**Work required:** Copy everything in the data below exactly except the pictures.

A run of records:
^^^^^^^^

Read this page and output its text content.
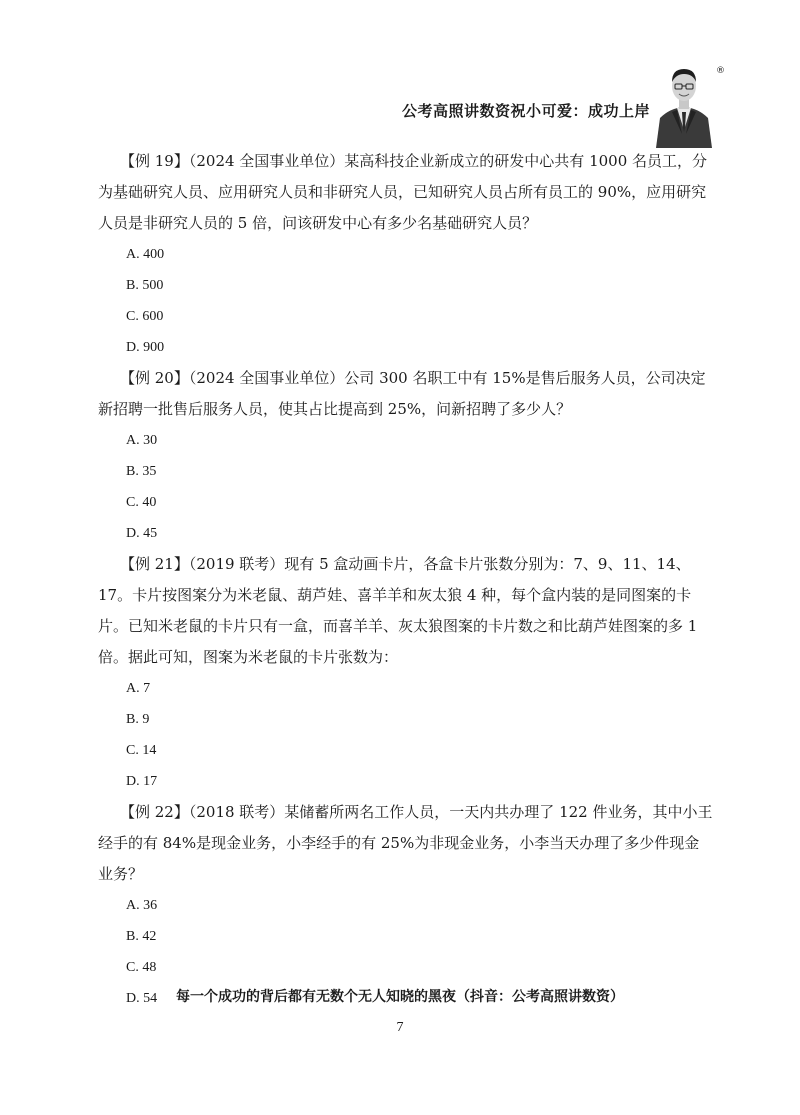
®
公考高照讲数资祝小可爱：成功上岸

【例 19】（2024 全国事业单位）某高科技企业新成立的研发中心共有 1000 名员工，分为基础研究人员、应用研究人员和非研究人员，已知研究人员占所有员工的 90%，应用研究人员是非研究人员的 5 倍，问该研发中心有多少名基础研究人员？

A. 400

B. 500

C. 600

D. 900

【例 20】（2024 全国事业单位）公司 300 名职工中有 15%是售后服务人员，公司决定新招聘一批售后服务人员，使其占比提高到 25%，问新招聘了多少人？

A. 30

B. 35

C. 40

D. 45

【例 21】（2019 联考）现有 5 盒动画卡片，各盒卡片张数分别为：7、9、11、14、17。卡片按图案分为米老鼠、葫芦娃、喜羊羊和灰太狼 4 种，每个盒内装的是同图案的卡片。已知米老鼠的卡片只有一盒，而喜羊羊、灰太狼图案的卡片数之和比葫芦娃图案的多 1 倍。据此可知，图案为米老鼠的卡片张数为：

A. 7

B. 9

C. 14

D. 17

【例 22】（2018 联考）某储蓄所两名工作人员，一天内共办理了 122 件业务，其中小王经手的有 84%是现金业务，小李经手的有 25%为非现金业务，小李当天办理了多少件现金业务？

A. 36

B. 42

C. 48

D. 54	每一个成功的背后都有无数个无人知晓的黑夜（抖音：公考高照讲数资）
7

^^^^^^^^

**Task solution:**
Read this page and output its text content.
®
公考高照讲数资祝小可爱：成功上岸

【例 19】（2024 全国事业单位）某高科技企业新成立的研发中心共有 1000 名员工，分为基础研究人员、应用研究人员和非研究人员，已知研究人员占所有员工的 90%，应用研究人员是非研究人员的 5 倍，问该研发中心有多少名基础研究人员？

A. 400

B. 500

C. 600

D. 900

【例 20】（2024 全国事业单位）公司 300 名职工中有 15%是售后服务人员，公司决定新招聘一批售后服务人员，使其占比提高到 25%，问新招聘了多少人？

A. 30

B. 35

C. 40

D. 45

【例 21】（2019 联考）现有 5 盒动画卡片，各盒卡片张数分别为：7、9、11、14、17。卡片按图案分为米老鼠、葫芦娃、喜羊羊和灰太狼 4 种，每个盒内装的是同图案的卡片。已知米老鼠的卡片只有一盒，而喜羊羊、灰太狼图案的卡片数之和比葫芦娃图案的多 1 倍。据此可知，图案为米老鼠的卡片张数为：

A. 7

B. 9

C. 14

D. 17

【例 22】（2018 联考）某储蓄所两名工作人员，一天内共办理了 122 件业务，其中小王经手的有 84%是现金业务，小李经手的有 25%为非现金业务，小李当天办理了多少件现金业务？

A. 36

B. 42

C. 48

D. 54	每一个成功的背后都有无数个无人知晓的黑夜（抖音：公考高照讲数资）
7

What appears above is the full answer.